WORK TO COMPLETE =>
Copy all of the material word for word, except for the pictures.

Records from a collection =>
■ ■ ■
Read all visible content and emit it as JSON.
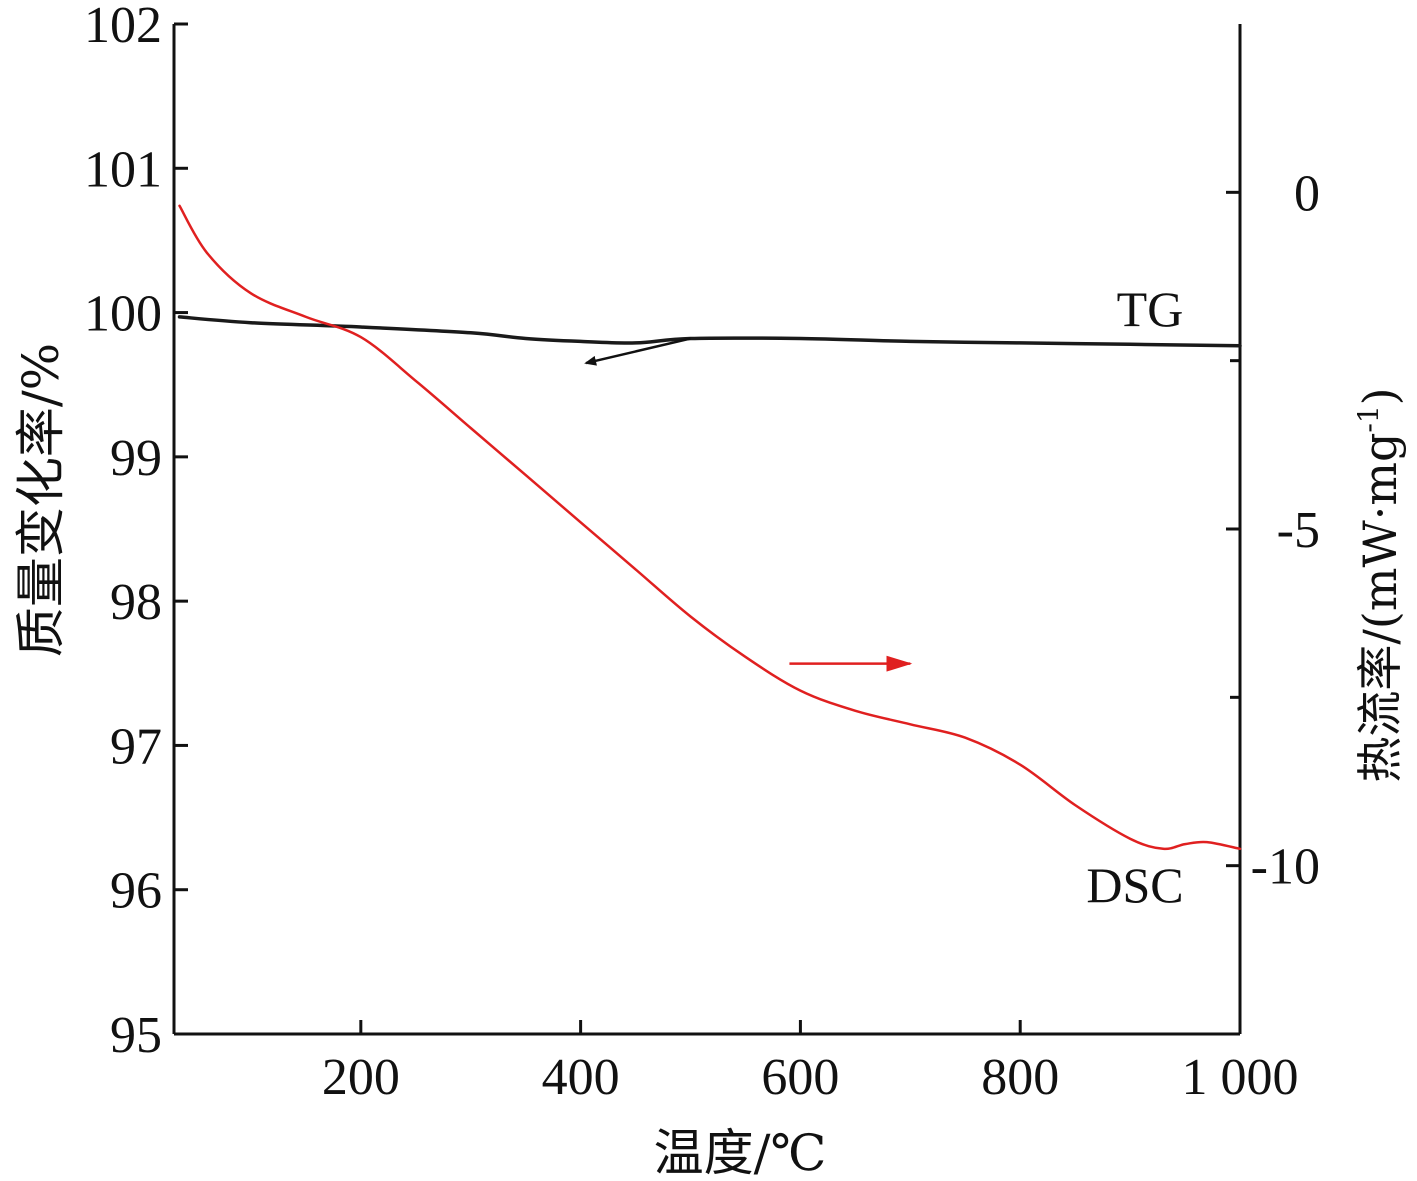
{
  "chart_data": {
    "type": "line",
    "xlabel": "温度/℃",
    "ylabel_left": "质量变化率/%",
    "ylabel_right_main": "热流率/(mW·mg",
    "ylabel_right_sup": "-1",
    "ylabel_right_close": ")",
    "xlim": [
      30,
      1000
    ],
    "ylim_left": [
      95,
      102
    ],
    "ylim_right": [
      -12.5,
      2.5
    ],
    "x_ticks": [
      200,
      400,
      600,
      800,
      1000
    ],
    "x_tick_labels": [
      "200",
      "400",
      "600",
      "800",
      "1 000"
    ],
    "y_left_ticks": [
      95,
      96,
      97,
      98,
      99,
      100,
      101,
      102
    ],
    "y_left_tick_labels": [
      "95",
      "96",
      "97",
      "98",
      "99",
      "100",
      "101",
      "102"
    ],
    "y_right_major_ticks": [
      0,
      -5,
      -10
    ],
    "y_right_tick_labels": [
      "0",
      "-5",
      "-10"
    ],
    "y_right_minor_ticks": [
      -2.5,
      -7.5
    ],
    "grid": false,
    "series": [
      {
        "name": "TG",
        "axis": "left",
        "color": "#1a1a1a",
        "x": [
          35,
          100,
          200,
          300,
          350,
          400,
          450,
          500,
          600,
          700,
          800,
          900,
          1000
        ],
        "y": [
          99.97,
          99.93,
          99.9,
          99.86,
          99.82,
          99.8,
          99.79,
          99.82,
          99.82,
          99.8,
          99.79,
          99.78,
          99.77
        ]
      },
      {
        "name": "DSC",
        "axis": "right",
        "color": "#e02020",
        "x": [
          35,
          60,
          100,
          150,
          200,
          250,
          300,
          350,
          400,
          450,
          500,
          550,
          600,
          650,
          700,
          750,
          800,
          850,
          900,
          930,
          950,
          970,
          1000
        ],
        "y": [
          -0.2,
          -0.9,
          -1.5,
          -1.85,
          -2.15,
          -2.8,
          -3.5,
          -4.2,
          -4.9,
          -5.6,
          -6.3,
          -6.9,
          -7.4,
          -7.7,
          -7.9,
          -8.1,
          -8.5,
          -9.1,
          -9.6,
          -9.75,
          -9.68,
          -9.65,
          -9.75
        ]
      }
    ],
    "annotations": {
      "tg_label": "TG",
      "dsc_label": "DSC",
      "tg_arrow": {
        "from_x": 500,
        "from_y": 99.82,
        "to_x": 405,
        "to_y": 99.65,
        "points_to": "left-axis",
        "color": "#111111"
      },
      "dsc_arrow": {
        "from_x": 590,
        "from_y": -7.0,
        "to_x": 700,
        "to_y": -7.0,
        "points_to": "right-axis",
        "color": "#e02020"
      }
    }
  }
}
■ ■ ■
WRITTEN ANSWER =>
Read all visible content and emit it as JSON.
{
  "chart_data": {
    "type": "line",
    "xlabel": "温度/℃",
    "ylabel_left": "质量变化率/%",
    "ylabel_right_main": "热流率/(mW·mg",
    "ylabel_right_sup": "-1",
    "ylabel_right_close": ")",
    "xlim": [
      30,
      1000
    ],
    "ylim_left": [
      95,
      102
    ],
    "ylim_right": [
      -12.5,
      2.5
    ],
    "x_ticks": [
      200,
      400,
      600,
      800,
      1000
    ],
    "x_tick_labels": [
      "200",
      "400",
      "600",
      "800",
      "1 000"
    ],
    "y_left_ticks": [
      95,
      96,
      97,
      98,
      99,
      100,
      101,
      102
    ],
    "y_left_tick_labels": [
      "95",
      "96",
      "97",
      "98",
      "99",
      "100",
      "101",
      "102"
    ],
    "y_right_major_ticks": [
      0,
      -5,
      -10
    ],
    "y_right_tick_labels": [
      "0",
      "-5",
      "-10"
    ],
    "y_right_minor_ticks": [
      -2.5,
      -7.5
    ],
    "grid": false,
    "series": [
      {
        "name": "TG",
        "axis": "left",
        "color": "#1a1a1a",
        "x": [
          35,
          100,
          200,
          300,
          350,
          400,
          450,
          500,
          600,
          700,
          800,
          900,
          1000
        ],
        "y": [
          99.97,
          99.93,
          99.9,
          99.86,
          99.82,
          99.8,
          99.79,
          99.82,
          99.82,
          99.8,
          99.79,
          99.78,
          99.77
        ]
      },
      {
        "name": "DSC",
        "axis": "right",
        "color": "#e02020",
        "x": [
          35,
          60,
          100,
          150,
          200,
          250,
          300,
          350,
          400,
          450,
          500,
          550,
          600,
          650,
          700,
          750,
          800,
          850,
          900,
          930,
          950,
          970,
          1000
        ],
        "y": [
          -0.2,
          -0.9,
          -1.5,
          -1.85,
          -2.15,
          -2.8,
          -3.5,
          -4.2,
          -4.9,
          -5.6,
          -6.3,
          -6.9,
          -7.4,
          -7.7,
          -7.9,
          -8.1,
          -8.5,
          -9.1,
          -9.6,
          -9.75,
          -9.68,
          -9.65,
          -9.75
        ]
      }
    ],
    "annotations": {
      "tg_label": "TG",
      "dsc_label": "DSC",
      "tg_arrow": {
        "from_x": 500,
        "from_y": 99.82,
        "to_x": 405,
        "to_y": 99.65,
        "points_to": "left-axis",
        "color": "#111111"
      },
      "dsc_arrow": {
        "from_x": 590,
        "from_y": -7.0,
        "to_x": 700,
        "to_y": -7.0,
        "points_to": "right-axis",
        "color": "#e02020"
      }
    }
  }
}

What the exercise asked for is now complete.